Eyes are commonly recognized as the window of the mind and eye movement is the primary sign of life in neuropsychology and cognitive science, because over 70% of the sensory information to the brain is captured by the vision receptors of eyes (Marieb, 1992; Smith, 1993; Sternberg, 1998; Reisberg, 2001; Carter et al., 2009; Wang, 2003b, 2005, 2009c, 2009d, 2012b, 2013; Wang et al., 2006). Among the five primary sensors such as vision, hearing, smell, taste, and touch, eyes transfer the largest portion of sensory information greater than the sum of others. Eyes are featured as the only sensory that possesses both direct connections to the central nervous system of the brain via three neural pathways known as the sensory, motor, and tracking pathways. The other sensors have only part of them or are not directly connected to the central nervous system rather than being relayed by the pons before entering the brain (Marieb, 1992; Coren et al., 1993; Woolsey et al., 2008; Wang, 2003b, 2012b, 2013).

The visual information captured by eyes is represented in symbolic or semantic forms in the brain after being processed (Hubel & Wiesel, 1979; Pinel, 1997; Sternberg, 1998; Wang, 2009c). Hubel and his colleagues discovered in 1959 that the basic unit of vision is a bar-like area known as hypercolumns (Hubel & Wiesel, 1959, 1979) where an image frame is represented by a set of 50 × 50 hypercolumns. The size of a visual frame has been calibrated as about 2,363 pixels according to the property of the invariant resolution hat is inversely proportional to the distance of visual objects (Wang, 2009e), although there are about 125 million visual sensory nervous in the eye (Marieb, 1992; Carter et al., 2009).

There are a number of fundamental questions yet to be answered in order to rationally explain the brain identified in cognitive informatics (Wang, 2002, 2003a, 2006, 2007a, 2012a, 2012d, 2014; Wang & Fariello, 2012; Wang et al., 2009a, 2009b) and abstract intelligence (2008, 2009a, 2010a) such as follows:

  • How does the brain physiologically carry out thinking and perception?

  • How are thinking and perception controlled and directed in the mind?

  • Are all thinking mechanisms consciously or intentionally controllable?

  • What is the role of eye movement for browsing and accessing the internal cognitive knowledge base in thinking?

The cognitive mechanisms of eyes beyond its conventionally recognized roles as for vision sensory are a key for seeking answers to the above list of fundamental questions about the brain and the mind, because almost all answers to them pinpoint to the eyes as both the visual sensor and the perceptual browser of the mind as the 6th sense of human brain.

| SUPPLIED ENTRIES |
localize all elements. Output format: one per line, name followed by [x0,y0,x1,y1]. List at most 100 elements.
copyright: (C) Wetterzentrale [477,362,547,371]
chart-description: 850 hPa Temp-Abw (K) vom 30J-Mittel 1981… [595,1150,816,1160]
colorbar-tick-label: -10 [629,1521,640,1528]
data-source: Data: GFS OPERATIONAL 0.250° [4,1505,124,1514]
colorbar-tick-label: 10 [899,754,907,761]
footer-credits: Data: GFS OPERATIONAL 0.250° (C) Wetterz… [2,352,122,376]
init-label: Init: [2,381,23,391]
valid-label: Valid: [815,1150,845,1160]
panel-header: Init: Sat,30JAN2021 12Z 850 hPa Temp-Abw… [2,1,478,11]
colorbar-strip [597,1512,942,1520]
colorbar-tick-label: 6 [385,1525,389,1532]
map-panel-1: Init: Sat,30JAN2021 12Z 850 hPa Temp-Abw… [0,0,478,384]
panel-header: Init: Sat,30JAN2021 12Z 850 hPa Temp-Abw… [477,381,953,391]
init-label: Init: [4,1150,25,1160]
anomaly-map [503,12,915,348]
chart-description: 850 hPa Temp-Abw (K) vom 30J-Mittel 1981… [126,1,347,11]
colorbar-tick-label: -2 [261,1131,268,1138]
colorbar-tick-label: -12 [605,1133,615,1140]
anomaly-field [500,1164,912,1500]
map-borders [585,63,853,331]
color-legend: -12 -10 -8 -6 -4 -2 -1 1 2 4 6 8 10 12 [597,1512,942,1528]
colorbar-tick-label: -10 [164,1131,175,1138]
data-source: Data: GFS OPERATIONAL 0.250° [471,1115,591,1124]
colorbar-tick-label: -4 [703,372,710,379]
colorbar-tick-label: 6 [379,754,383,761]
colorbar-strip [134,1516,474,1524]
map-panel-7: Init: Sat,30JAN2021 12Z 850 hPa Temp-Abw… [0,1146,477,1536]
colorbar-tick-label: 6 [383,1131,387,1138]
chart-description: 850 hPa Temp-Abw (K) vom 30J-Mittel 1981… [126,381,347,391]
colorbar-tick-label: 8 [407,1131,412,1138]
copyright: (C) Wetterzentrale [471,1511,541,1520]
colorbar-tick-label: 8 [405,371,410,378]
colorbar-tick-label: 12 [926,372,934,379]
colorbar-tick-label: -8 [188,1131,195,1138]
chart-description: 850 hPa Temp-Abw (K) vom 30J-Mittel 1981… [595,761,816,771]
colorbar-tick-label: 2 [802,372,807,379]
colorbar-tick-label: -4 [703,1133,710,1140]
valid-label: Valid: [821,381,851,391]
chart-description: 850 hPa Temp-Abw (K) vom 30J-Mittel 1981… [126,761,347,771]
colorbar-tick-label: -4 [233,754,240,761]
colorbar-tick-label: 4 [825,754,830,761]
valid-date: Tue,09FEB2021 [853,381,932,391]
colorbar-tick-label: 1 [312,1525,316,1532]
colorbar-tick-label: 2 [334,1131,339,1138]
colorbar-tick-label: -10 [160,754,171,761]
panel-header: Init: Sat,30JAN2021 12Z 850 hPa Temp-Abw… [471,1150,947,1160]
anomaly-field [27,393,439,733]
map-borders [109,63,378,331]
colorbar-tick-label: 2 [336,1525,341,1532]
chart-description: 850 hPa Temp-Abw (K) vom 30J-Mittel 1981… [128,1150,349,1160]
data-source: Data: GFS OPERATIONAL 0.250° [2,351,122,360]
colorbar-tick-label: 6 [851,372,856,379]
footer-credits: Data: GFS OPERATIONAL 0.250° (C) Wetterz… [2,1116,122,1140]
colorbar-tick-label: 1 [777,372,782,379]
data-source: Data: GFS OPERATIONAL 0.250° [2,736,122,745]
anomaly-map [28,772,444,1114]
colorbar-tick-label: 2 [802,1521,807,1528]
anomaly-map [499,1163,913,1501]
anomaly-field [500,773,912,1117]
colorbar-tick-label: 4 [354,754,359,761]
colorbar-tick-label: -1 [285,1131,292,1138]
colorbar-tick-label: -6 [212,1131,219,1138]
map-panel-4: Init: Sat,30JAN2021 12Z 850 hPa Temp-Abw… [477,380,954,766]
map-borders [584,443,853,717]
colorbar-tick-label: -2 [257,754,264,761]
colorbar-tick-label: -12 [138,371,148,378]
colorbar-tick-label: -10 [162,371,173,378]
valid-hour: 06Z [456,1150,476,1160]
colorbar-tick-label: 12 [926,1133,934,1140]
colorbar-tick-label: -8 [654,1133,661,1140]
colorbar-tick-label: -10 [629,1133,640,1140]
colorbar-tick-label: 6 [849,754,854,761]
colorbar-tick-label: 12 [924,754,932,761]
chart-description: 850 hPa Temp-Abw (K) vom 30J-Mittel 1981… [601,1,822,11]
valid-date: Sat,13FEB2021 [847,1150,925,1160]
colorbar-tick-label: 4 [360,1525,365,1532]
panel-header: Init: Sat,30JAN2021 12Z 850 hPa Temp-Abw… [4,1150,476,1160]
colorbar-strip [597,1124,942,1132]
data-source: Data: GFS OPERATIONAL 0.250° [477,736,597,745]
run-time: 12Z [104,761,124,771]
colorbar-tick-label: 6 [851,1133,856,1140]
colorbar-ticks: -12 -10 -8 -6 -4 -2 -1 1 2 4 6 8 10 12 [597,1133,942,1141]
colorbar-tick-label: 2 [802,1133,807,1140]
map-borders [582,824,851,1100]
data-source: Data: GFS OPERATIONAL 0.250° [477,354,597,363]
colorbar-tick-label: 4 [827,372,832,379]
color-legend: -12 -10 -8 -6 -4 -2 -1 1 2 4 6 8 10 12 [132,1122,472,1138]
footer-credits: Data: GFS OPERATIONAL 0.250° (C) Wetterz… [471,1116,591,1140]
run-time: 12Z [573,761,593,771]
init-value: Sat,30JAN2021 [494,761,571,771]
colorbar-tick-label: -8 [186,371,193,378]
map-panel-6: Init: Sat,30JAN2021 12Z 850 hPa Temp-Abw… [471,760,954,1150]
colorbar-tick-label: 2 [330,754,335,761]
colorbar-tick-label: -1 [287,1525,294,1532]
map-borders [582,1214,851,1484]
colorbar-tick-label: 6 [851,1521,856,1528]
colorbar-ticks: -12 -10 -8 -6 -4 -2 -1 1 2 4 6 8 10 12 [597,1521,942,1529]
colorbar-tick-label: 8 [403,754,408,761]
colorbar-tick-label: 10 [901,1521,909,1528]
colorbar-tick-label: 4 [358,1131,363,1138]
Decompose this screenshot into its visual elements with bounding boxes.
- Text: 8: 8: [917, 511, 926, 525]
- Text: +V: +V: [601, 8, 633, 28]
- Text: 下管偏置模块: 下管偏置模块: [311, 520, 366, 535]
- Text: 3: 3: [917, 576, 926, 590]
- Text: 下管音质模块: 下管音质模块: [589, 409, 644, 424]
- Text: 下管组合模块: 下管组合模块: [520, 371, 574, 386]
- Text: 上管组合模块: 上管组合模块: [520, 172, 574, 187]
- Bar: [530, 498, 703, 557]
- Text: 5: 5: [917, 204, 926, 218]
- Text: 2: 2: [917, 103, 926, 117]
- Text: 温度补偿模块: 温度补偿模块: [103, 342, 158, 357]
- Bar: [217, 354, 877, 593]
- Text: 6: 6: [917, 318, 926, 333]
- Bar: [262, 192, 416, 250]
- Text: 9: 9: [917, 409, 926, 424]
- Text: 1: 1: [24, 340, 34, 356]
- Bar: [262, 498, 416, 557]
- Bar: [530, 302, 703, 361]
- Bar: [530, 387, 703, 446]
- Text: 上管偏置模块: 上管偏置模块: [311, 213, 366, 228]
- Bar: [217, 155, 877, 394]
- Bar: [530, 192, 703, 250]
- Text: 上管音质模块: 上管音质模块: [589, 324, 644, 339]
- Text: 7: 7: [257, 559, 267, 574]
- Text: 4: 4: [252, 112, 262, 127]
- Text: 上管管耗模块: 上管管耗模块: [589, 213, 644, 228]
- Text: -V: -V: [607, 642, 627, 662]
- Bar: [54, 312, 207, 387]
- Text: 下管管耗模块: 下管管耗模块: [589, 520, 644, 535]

| EXERCISE AIM |
Which five primary sensors does the text about eyes and the brain name? Use only the text about eyes and the brain for this task.

| ANSWER SECTION |
Vision, hearing, smell, taste, and touch.